REQUIREMENT> From the data below, pull out the lines from the one containing "klarna-message: 4 interest-free" up to and including the one containing "0, 142, 1000]", and reproduce them unchanged.

PROVIDED MATERIAL>

-- BEGIN --

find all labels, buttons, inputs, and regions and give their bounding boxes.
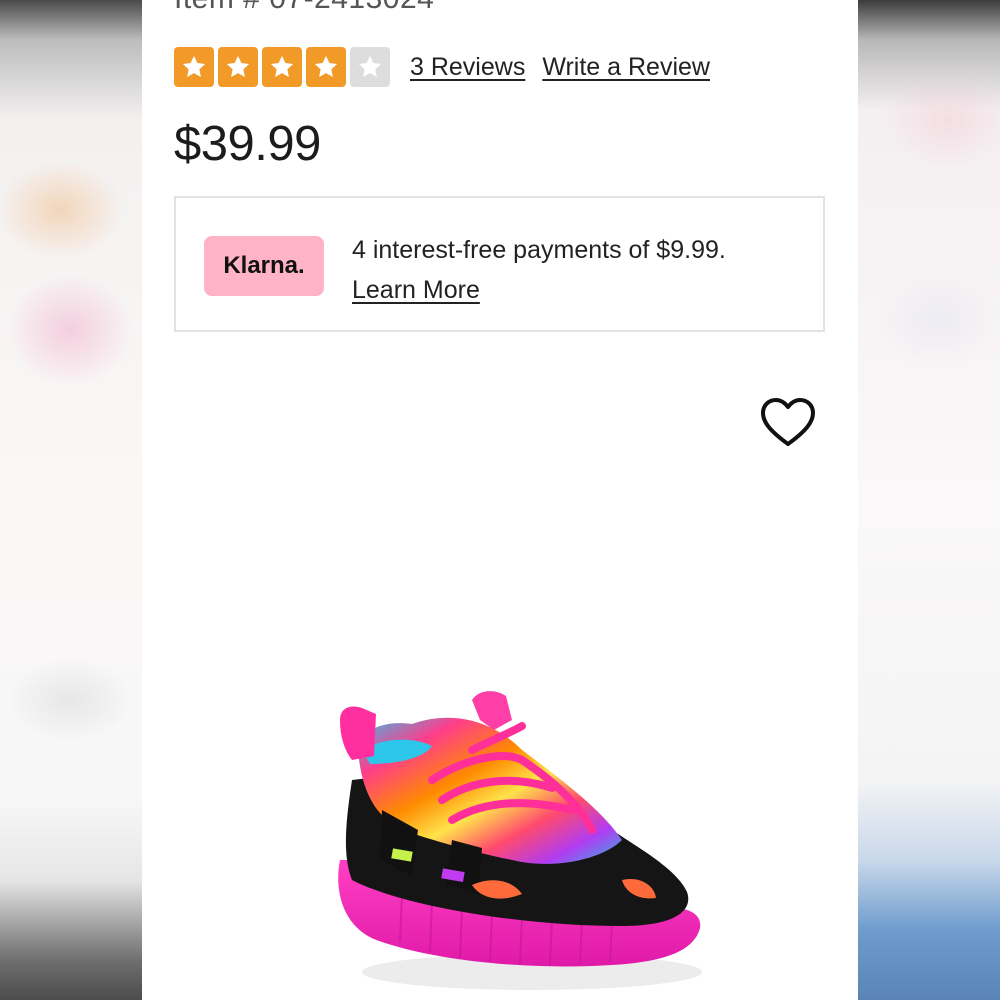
klarna-message: 4 interest-free payments of $9.99. Learn…	[352, 230, 812, 310]
product-detail-panel: Item # 07-2413024 3 Reviews Write a Revi…	[142, 0, 858, 1000]
item-number: Item # 07-2413024	[174, 0, 434, 16]
blurred-background-left	[0, 0, 142, 1000]
product-price: $39.99	[174, 117, 321, 171]
star-filled-icon	[218, 47, 258, 87]
sneaker-illustration	[338, 691, 702, 990]
klarna-payment-text: 4 interest-free payments of $9.99.	[352, 236, 726, 264]
star-rating[interactable]	[174, 47, 390, 87]
klarna-logo: Klarna.	[204, 236, 324, 296]
star-filled-icon	[306, 47, 346, 87]
star-empty-icon	[350, 47, 390, 87]
blurred-background-right	[858, 0, 1000, 1000]
product-image[interactable]	[322, 680, 722, 1000]
learn-more-link[interactable]: Learn More	[352, 276, 480, 304]
klarna-banner: Klarna. 4 interest-free payments of $9.9…	[174, 196, 825, 332]
heart-icon	[761, 398, 815, 446]
star-filled-icon	[262, 47, 302, 87]
rating-row: 3 Reviews Write a Review	[174, 47, 710, 87]
favorite-button[interactable]	[760, 397, 816, 449]
reviews-link[interactable]: 3 Reviews	[410, 53, 525, 82]
write-review-link[interactable]: Write a Review	[542, 53, 710, 82]
star-filled-icon	[174, 47, 214, 87]
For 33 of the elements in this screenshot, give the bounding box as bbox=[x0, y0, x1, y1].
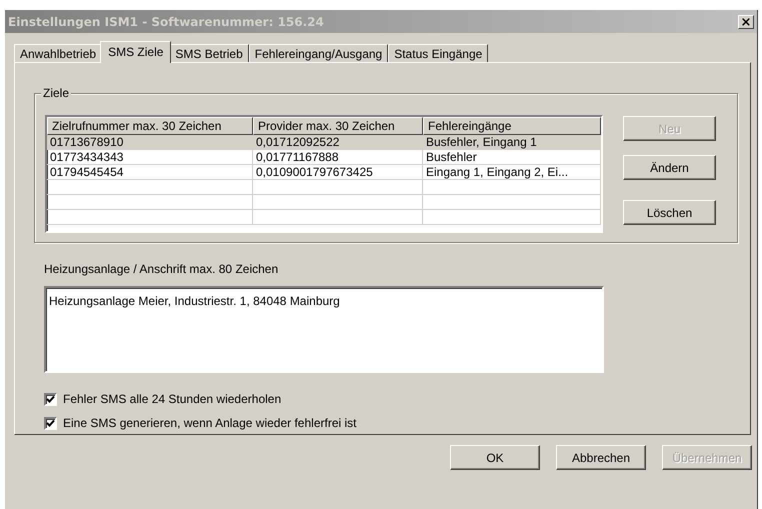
tab[interactable]: Status Eingänge bbox=[388, 44, 488, 62]
column-header[interactable]: Fehlereingänge bbox=[423, 117, 601, 135]
address-label: Heizungsanlage / Anschrift max. 80 Zeichen bbox=[44, 262, 280, 276]
dialog-button[interactable]: Abbrechen bbox=[556, 445, 646, 470]
table-cell: 0,0109001797673425 bbox=[253, 165, 423, 180]
checkbox-label: Fehler SMS alle 24 Stunden wiederholen bbox=[63, 392, 282, 406]
table-cell: 01713678910 bbox=[47, 135, 253, 150]
action-button[interactable]: Löschen bbox=[623, 200, 716, 225]
table-row[interactable]: 01713678910 0,01712092522 Busfehler, Eingang 1 bbox=[47, 135, 601, 150]
tab[interactable]: SMS Betrieb bbox=[169, 44, 249, 62]
dialog-button[interactable]: OK bbox=[450, 445, 540, 470]
table-cell: 01773434343 bbox=[47, 150, 253, 165]
table-cell: Busfehler, Eingang 1 bbox=[423, 135, 601, 150]
table-cell: 0,01771167888 bbox=[253, 150, 423, 165]
table-cell: 0,01712092522 bbox=[253, 135, 423, 150]
tab[interactable]: SMS Ziele bbox=[100, 41, 172, 63]
group-title: Ziele bbox=[41, 86, 72, 100]
window-title: Einstellungen ISM1 - Softwarenummer: 156.24 bbox=[8, 14, 324, 28]
action-button[interactable]: Ändern bbox=[623, 155, 716, 180]
checkbox[interactable] bbox=[44, 392, 57, 406]
table-row[interactable]: 01794545454 0,0109001797673425 Eingang 1, Eingang 2, Ei... bbox=[47, 165, 601, 180]
table-cell: Busfehler bbox=[423, 150, 601, 165]
close-button[interactable]: × bbox=[738, 14, 754, 28]
column-header[interactable]: Zielrufnummer max. 30 Zeichen bbox=[47, 117, 253, 135]
tab[interactable]: Anwahlbetrieb bbox=[14, 44, 102, 62]
table-row[interactable]: 01773434343 0,01771167888 Busfehler bbox=[47, 150, 601, 165]
column-header[interactable]: Provider max. 30 Zeichen bbox=[253, 117, 423, 135]
address-field[interactable]: Heizungsanlage Meier, Industriestr. 1, 84048 Mainburg bbox=[44, 286, 604, 373]
tab[interactable]: Fehlereingang/Ausgang bbox=[248, 44, 388, 62]
checkbox[interactable] bbox=[44, 416, 57, 430]
table-cell: 01794545454 bbox=[47, 165, 253, 180]
table-cell: Eingang 1, Eingang 2, Ei... bbox=[423, 165, 601, 180]
checkbox-label: Eine SMS generieren, wenn Anlage wieder fehlerfrei ist bbox=[63, 416, 356, 430]
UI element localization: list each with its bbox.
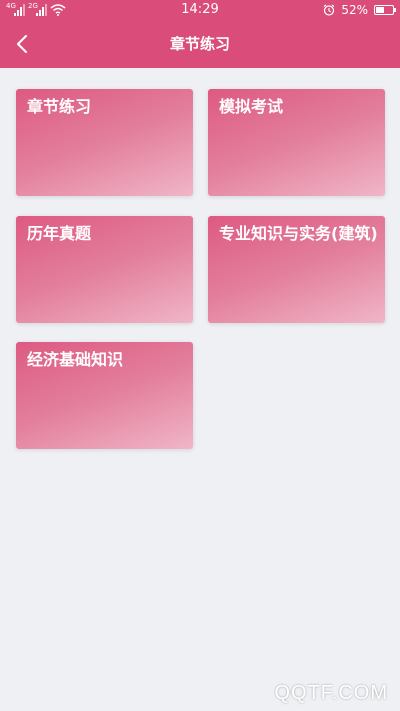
card-label: 专业知识与实务(建筑)	[219, 224, 378, 243]
card-label: 章节练习	[27, 97, 92, 116]
battery-percentage: 52%	[341, 3, 368, 17]
page-title: 章节练习	[169, 35, 230, 53]
card-economic-basics[interactable]: 经济基础知识	[16, 342, 193, 449]
card-chapter-practice[interactable]: 章节练习	[16, 89, 193, 196]
card-past-exams[interactable]: 历年真题	[16, 216, 193, 323]
card-label: 历年真题	[27, 224, 92, 243]
card-label: 经济基础知识	[27, 350, 124, 369]
watermark: QQTF.COM	[274, 682, 388, 704]
status-bar: 4G 2G 14:29 52%	[0, 0, 400, 20]
card-label: 模拟考试	[219, 97, 284, 116]
battery-fill	[376, 7, 384, 13]
battery-icon	[374, 5, 396, 15]
alarm-icon	[323, 4, 335, 16]
status-right: 52%	[323, 2, 396, 18]
card-professional-knowledge[interactable]: 专业知识与实务(建筑)	[208, 216, 385, 323]
nav-bar: 章节练习	[0, 20, 400, 68]
card-mock-exam[interactable]: 模拟考试	[208, 89, 385, 196]
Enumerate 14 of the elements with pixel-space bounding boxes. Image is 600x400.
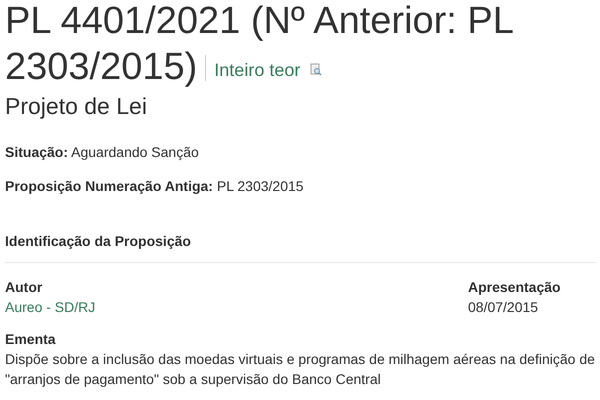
page-title: 2303/2015) <box>5 46 198 88</box>
field-value: 08/07/2015 <box>468 298 540 317</box>
proposal-type: Projeto de Lei <box>5 92 148 120</box>
section-heading: Identificação da Proposição <box>5 233 192 249</box>
field-label: Autor <box>5 278 44 297</box>
field-label: Ementa <box>5 330 57 349</box>
page-title: PL 4401/2021 (Nº Anterior: PL <box>5 0 514 44</box>
author-link[interactable]: Aureo - SD/RJ <box>5 297 96 317</box>
status-line: Situação: Aguardando Sanção <box>5 144 200 160</box>
status-line: Proposição Numeração Antiga: PL 2303/2015 <box>5 178 305 194</box>
field-label: Apresentação <box>468 278 562 297</box>
summary-text: Dispõe sobre a inclusão das moedas virtuais e programas de milhagem aéreas na definição de "arranjos de pagamento" sob a supervisão do Banco Central <box>5 350 596 389</box>
document-search-icon <box>310 63 322 76</box>
full-text-link[interactable]: Inteiro teor <box>214 60 300 80</box>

-- END --

SOLUTION TO THE PROBLEM>
klarna-message: 4 interest-free payments of $9.99. Learn…	[352, 230, 812, 310]
product-detail-panel: Item # 07-2413024 3 Reviews Write a Revi…	[142, 0, 858, 1000]
item-number: Item # 07-2413024	[174, 0, 434, 16]
blurred-background-left	[0, 0, 142, 1000]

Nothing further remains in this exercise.